[Items listed in a dataset]
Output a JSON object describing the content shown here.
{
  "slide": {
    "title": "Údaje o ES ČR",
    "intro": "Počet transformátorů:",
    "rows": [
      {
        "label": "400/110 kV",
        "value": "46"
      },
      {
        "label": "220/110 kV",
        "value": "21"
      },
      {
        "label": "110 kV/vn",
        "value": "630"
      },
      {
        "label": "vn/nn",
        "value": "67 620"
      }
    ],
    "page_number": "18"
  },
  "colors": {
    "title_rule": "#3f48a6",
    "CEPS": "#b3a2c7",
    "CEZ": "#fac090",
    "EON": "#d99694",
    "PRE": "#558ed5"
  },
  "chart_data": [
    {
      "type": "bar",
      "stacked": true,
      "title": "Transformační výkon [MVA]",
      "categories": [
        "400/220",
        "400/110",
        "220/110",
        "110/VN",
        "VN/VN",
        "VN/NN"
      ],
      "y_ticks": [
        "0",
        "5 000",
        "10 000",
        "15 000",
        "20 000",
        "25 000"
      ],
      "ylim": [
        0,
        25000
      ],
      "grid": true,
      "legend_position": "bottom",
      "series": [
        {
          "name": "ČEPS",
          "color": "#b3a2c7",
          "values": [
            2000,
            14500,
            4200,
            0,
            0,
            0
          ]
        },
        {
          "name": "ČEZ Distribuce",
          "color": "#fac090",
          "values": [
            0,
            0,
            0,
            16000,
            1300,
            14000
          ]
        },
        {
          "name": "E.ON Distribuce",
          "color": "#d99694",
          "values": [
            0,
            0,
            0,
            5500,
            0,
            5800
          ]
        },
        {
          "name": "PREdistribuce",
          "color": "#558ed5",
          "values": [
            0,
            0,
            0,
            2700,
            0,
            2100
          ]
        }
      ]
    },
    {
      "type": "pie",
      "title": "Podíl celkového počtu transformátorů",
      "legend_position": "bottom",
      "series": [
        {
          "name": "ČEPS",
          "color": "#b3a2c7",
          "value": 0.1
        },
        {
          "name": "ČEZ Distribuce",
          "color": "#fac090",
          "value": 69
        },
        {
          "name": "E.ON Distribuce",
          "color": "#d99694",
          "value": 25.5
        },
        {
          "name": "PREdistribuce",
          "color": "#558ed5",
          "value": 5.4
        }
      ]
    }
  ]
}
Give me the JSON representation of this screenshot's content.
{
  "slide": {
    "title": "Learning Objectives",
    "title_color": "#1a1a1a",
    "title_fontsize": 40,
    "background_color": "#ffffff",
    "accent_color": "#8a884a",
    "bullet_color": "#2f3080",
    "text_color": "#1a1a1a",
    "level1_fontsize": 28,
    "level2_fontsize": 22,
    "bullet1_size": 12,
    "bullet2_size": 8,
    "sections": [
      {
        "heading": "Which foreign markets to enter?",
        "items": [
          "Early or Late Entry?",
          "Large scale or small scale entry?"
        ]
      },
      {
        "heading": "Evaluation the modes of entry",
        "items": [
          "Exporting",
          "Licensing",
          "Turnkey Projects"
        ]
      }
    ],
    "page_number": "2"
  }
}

Aim of the task: Send back every record, precisely as written.

Answer below:
Output a JSON object describing the content shown here.
{
  "slide": {
    "title": "Údaje o ES ČR",
    "intro": "Počet transformátorů:",
    "rows": [
      {
        "label": "400/110 kV",
        "value": "46"
      },
      {
        "label": "220/110 kV",
        "value": "21"
      },
      {
        "label": "110 kV/vn",
        "value": "630"
      },
      {
        "label": "vn/nn",
        "value": "67 620"
      }
    ],
    "page_number": "18"
  },
  "colors": {
    "title_rule": "#3f48a6",
    "CEPS": "#b3a2c7",
    "CEZ": "#fac090",
    "EON": "#d99694",
    "PRE": "#558ed5"
  },
  "chart_data": [
    {
      "type": "bar",
      "stacked": true,
      "title": "Transformační výkon [MVA]",
      "categories": [
        "400/220",
        "400/110",
        "220/110",
        "110/VN",
        "VN/VN",
        "VN/NN"
      ],
      "y_ticks": [
        "0",
        "5 000",
        "10 000",
        "15 000",
        "20 000",
        "25 000"
      ],
      "ylim": [
        0,
        25000
      ],
      "grid": true,
      "legend_position": "bottom",
      "series": [
        {
          "name": "ČEPS",
          "color": "#b3a2c7",
          "values": [
            2000,
            14500,
            4200,
            0,
            0,
            0
          ]
        },
        {
          "name": "ČEZ Distribuce",
          "color": "#fac090",
          "values": [
            0,
            0,
            0,
            16000,
            1300,
            14000
          ]
        },
        {
          "name": "E.ON Distribuce",
          "color": "#d99694",
          "values": [
            0,
            0,
            0,
            5500,
            0,
            5800
          ]
        },
        {
          "name": "PREdistribuce",
          "color": "#558ed5",
          "values": [
            0,
            0,
            0,
            2700,
            0,
            2100
          ]
        }
      ]
    },
    {
      "type": "pie",
      "title": "Podíl celkového počtu transformátorů",
      "legend_position": "bottom",
      "series": [
        {
          "name": "ČEPS",
          "color": "#b3a2c7",
          "value": 0.1
        },
        {
          "name": "ČEZ Distribuce",
          "color": "#fac090",
          "value": 69
        },
        {
          "name": "E.ON Distribuce",
          "color": "#d99694",
          "value": 25.5
        },
        {
          "name": "PREdistribuce",
          "color": "#558ed5",
          "value": 5.4
        }
      ]
    }
  ]
}
Give me the JSON representation of this screenshot's content.
{
  "slide": {
    "title": "Learning Objectives",
    "title_color": "#1a1a1a",
    "title_fontsize": 40,
    "background_color": "#ffffff",
    "accent_color": "#8a884a",
    "bullet_color": "#2f3080",
    "text_color": "#1a1a1a",
    "level1_fontsize": 28,
    "level2_fontsize": 22,
    "bullet1_size": 12,
    "bullet2_size": 8,
    "sections": [
      {
        "heading": "Which foreign markets to enter?",
        "items": [
          "Early or Late Entry?",
          "Large scale or small scale entry?"
        ]
      },
      {
        "heading": "Evaluation the modes of entry",
        "items": [
          "Exporting",
          "Licensing",
          "Turnkey Projects"
        ]
      }
    ],
    "page_number": "2"
  }
}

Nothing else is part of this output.